Find the string "small" and gather every line that holds it.

>> Start

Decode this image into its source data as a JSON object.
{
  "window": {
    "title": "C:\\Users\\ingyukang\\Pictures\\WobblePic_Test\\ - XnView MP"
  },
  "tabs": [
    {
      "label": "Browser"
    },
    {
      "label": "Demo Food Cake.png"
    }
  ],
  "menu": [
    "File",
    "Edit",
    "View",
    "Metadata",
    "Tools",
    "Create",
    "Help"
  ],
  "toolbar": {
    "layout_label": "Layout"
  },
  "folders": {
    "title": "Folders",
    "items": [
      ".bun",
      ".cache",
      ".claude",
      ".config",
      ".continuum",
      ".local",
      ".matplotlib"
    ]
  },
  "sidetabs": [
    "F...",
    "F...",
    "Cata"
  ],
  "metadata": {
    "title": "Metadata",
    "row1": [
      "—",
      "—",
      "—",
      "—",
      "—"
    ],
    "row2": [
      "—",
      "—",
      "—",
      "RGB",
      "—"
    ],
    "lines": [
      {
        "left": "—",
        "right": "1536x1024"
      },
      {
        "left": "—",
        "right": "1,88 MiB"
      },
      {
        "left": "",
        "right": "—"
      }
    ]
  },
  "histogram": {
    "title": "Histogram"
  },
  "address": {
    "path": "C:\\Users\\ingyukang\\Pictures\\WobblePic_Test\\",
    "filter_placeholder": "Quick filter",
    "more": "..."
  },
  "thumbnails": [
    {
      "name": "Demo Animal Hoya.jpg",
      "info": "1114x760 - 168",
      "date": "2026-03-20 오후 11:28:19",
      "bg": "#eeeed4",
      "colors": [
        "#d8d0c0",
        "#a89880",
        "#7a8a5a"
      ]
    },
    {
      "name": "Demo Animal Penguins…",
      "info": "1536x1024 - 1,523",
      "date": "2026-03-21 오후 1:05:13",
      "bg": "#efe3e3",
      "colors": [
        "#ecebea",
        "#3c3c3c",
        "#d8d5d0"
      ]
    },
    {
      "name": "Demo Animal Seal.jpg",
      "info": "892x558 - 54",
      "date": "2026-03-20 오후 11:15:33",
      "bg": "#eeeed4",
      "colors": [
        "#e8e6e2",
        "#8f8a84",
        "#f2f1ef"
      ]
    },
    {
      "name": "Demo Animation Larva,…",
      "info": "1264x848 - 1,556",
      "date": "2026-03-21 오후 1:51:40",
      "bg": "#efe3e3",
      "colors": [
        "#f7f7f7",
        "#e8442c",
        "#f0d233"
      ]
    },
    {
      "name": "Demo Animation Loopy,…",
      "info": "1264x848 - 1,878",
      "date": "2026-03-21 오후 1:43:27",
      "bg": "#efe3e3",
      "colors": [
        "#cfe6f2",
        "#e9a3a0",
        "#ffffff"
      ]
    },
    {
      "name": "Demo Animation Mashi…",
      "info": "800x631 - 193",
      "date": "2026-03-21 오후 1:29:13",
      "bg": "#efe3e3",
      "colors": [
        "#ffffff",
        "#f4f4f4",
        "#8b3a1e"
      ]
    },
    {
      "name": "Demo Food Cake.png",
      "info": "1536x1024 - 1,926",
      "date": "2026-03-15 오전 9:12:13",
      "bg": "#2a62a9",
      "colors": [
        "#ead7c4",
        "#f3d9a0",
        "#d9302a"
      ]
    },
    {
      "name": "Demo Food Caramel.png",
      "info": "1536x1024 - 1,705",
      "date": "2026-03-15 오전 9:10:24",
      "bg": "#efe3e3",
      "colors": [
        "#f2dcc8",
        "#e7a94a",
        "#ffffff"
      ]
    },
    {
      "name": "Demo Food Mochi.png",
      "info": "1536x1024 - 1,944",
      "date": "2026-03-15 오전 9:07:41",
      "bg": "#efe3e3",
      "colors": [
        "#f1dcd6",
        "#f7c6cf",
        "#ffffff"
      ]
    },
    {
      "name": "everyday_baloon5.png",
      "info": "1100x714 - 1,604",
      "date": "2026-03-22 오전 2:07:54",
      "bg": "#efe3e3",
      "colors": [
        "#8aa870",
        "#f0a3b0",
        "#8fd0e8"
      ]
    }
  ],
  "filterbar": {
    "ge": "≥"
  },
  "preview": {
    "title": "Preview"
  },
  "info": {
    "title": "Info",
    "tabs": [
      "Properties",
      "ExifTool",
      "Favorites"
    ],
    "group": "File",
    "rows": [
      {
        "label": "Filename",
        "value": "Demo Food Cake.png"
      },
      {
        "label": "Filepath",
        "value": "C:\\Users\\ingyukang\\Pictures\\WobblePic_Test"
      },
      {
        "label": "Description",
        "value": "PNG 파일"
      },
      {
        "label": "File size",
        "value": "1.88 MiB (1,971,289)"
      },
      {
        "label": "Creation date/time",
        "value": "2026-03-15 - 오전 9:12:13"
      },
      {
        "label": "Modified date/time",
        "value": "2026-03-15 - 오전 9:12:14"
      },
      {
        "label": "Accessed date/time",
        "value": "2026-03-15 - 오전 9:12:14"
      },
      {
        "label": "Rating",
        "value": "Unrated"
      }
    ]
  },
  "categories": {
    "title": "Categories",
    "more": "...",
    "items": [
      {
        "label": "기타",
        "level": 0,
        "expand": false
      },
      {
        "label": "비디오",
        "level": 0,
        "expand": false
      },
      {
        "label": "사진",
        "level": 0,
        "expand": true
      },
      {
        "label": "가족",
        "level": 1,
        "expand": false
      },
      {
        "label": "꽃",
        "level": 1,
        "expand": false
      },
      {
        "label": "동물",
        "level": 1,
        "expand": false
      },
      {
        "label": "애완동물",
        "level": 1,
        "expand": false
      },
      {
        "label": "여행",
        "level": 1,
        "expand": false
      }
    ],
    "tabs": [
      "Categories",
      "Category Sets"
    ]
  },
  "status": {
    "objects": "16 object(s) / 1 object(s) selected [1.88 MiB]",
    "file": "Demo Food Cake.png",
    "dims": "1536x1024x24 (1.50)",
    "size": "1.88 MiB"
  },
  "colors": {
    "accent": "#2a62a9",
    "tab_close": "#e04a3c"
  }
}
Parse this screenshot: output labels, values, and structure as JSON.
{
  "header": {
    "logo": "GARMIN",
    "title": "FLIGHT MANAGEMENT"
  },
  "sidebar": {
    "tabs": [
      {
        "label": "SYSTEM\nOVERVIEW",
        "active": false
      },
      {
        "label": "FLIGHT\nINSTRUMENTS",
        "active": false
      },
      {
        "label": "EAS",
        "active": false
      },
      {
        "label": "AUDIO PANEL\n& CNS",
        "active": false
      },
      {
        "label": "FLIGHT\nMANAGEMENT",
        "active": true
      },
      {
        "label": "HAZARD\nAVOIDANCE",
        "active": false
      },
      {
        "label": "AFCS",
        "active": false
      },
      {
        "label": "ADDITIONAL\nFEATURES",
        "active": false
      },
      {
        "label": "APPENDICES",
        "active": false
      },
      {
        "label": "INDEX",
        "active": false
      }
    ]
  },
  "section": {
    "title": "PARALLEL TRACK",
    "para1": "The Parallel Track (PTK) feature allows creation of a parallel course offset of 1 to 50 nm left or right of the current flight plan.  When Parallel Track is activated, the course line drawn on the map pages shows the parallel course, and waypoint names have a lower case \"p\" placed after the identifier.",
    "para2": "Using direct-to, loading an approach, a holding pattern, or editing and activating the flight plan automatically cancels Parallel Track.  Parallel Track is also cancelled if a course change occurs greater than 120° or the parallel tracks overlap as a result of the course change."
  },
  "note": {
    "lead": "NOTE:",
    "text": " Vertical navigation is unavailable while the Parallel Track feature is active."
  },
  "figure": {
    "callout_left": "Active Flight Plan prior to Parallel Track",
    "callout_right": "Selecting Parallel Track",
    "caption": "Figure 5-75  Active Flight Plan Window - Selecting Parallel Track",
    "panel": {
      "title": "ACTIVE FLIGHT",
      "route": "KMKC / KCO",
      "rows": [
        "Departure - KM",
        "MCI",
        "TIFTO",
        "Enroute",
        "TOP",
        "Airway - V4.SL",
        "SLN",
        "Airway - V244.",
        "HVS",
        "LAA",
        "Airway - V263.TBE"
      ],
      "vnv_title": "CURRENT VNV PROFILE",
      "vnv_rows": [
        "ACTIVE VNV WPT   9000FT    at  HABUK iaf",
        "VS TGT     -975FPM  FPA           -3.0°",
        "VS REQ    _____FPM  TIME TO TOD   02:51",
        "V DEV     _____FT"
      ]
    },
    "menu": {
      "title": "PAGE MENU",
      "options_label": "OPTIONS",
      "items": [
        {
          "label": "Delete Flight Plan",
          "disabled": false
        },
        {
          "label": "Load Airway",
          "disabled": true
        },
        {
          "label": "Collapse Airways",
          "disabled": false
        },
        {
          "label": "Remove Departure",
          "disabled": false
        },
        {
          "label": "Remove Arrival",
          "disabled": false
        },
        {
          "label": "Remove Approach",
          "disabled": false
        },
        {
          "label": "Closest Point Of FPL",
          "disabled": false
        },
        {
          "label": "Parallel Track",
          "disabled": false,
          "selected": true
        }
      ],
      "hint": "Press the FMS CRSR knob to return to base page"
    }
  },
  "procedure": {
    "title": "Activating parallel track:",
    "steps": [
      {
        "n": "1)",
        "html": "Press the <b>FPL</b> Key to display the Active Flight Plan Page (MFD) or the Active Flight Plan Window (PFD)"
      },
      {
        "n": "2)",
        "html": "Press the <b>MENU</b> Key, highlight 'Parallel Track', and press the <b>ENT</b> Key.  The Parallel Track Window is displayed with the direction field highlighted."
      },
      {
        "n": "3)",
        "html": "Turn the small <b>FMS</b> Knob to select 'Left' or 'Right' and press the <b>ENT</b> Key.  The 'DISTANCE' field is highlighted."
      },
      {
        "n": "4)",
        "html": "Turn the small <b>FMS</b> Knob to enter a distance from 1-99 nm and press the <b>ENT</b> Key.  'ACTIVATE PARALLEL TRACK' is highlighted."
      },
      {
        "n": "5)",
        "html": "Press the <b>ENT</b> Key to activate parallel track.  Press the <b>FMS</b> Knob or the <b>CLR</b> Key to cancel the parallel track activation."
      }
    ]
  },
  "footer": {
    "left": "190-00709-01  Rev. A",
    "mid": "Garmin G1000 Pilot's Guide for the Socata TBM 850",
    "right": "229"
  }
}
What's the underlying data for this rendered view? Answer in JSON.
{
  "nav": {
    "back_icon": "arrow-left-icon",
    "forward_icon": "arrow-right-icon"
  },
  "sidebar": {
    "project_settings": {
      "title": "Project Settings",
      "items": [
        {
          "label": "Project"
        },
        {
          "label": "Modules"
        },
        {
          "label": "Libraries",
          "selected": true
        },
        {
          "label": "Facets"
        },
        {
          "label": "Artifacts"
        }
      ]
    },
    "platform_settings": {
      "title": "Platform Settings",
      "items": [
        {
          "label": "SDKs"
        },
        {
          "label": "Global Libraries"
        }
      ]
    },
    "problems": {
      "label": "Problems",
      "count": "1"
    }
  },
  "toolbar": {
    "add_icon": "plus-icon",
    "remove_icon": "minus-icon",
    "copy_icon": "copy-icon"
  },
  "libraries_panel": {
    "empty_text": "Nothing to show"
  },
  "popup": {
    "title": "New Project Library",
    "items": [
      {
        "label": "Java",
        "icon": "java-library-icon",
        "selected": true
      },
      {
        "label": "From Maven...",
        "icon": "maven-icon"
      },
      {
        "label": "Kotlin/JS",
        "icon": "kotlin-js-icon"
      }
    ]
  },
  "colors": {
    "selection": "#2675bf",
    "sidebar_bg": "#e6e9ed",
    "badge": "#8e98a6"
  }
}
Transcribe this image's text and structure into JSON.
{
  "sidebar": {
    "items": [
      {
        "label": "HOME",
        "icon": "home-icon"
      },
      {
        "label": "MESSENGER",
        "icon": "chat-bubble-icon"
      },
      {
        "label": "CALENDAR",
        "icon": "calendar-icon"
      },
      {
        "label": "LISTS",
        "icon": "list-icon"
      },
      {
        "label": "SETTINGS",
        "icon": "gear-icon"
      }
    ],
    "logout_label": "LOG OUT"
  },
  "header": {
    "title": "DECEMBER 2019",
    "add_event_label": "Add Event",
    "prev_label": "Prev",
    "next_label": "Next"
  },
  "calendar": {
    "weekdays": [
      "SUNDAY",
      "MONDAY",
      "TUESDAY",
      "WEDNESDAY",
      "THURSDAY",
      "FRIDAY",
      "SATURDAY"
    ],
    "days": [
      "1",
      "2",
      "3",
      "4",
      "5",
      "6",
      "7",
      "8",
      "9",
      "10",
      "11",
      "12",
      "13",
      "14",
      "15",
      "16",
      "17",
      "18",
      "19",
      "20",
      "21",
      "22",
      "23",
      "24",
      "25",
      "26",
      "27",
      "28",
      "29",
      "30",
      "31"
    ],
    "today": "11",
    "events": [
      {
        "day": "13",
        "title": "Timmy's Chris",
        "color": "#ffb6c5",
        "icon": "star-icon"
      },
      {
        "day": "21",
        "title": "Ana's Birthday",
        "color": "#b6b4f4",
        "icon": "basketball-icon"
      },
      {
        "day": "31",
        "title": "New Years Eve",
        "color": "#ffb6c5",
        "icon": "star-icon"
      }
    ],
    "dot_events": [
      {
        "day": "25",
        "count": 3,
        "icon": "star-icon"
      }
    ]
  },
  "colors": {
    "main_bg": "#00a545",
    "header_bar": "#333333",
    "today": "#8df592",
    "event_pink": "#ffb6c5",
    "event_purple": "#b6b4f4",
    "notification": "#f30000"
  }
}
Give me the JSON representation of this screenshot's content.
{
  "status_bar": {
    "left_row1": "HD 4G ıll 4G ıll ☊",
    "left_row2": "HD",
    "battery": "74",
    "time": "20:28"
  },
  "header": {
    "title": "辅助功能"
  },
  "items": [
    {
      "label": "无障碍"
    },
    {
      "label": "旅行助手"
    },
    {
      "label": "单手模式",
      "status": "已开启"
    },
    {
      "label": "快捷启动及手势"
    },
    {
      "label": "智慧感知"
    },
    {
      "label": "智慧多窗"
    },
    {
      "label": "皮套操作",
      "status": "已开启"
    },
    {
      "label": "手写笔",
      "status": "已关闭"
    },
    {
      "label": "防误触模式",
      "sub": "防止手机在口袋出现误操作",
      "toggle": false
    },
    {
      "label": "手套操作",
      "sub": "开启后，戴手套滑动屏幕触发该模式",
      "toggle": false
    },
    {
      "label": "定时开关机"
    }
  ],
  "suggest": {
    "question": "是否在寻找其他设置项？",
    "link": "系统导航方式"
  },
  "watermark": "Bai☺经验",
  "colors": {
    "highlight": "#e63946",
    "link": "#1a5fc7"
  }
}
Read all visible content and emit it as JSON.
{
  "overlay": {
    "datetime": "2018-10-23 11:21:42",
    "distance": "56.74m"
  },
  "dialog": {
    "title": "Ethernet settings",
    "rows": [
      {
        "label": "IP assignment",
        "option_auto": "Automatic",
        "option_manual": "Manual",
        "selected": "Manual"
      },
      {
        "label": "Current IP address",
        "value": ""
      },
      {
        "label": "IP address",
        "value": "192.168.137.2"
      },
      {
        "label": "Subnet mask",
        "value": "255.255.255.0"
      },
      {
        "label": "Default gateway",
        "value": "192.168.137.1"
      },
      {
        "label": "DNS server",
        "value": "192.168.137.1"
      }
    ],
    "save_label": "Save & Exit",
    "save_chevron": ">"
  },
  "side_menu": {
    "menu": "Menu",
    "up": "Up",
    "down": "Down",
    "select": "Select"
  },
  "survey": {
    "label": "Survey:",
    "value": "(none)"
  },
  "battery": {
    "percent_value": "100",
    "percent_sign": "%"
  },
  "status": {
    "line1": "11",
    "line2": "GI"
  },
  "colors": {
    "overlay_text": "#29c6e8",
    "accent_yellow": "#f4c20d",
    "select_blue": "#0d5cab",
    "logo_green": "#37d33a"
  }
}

>> End

▶ Written solution:
        "html": "Turn the small <b>FMS</b> Knob to select 'Left' or 'Right' and press the <b>ENT</b> Key.  The 'DISTANCE' field is highlighted."
        "html": "Turn the small <b>FMS</b> Knob to enter a distance from 1-99 nm and press the <b>ENT</b> Key.  'ACTIVATE PARALLEL TRACK' is highlighted."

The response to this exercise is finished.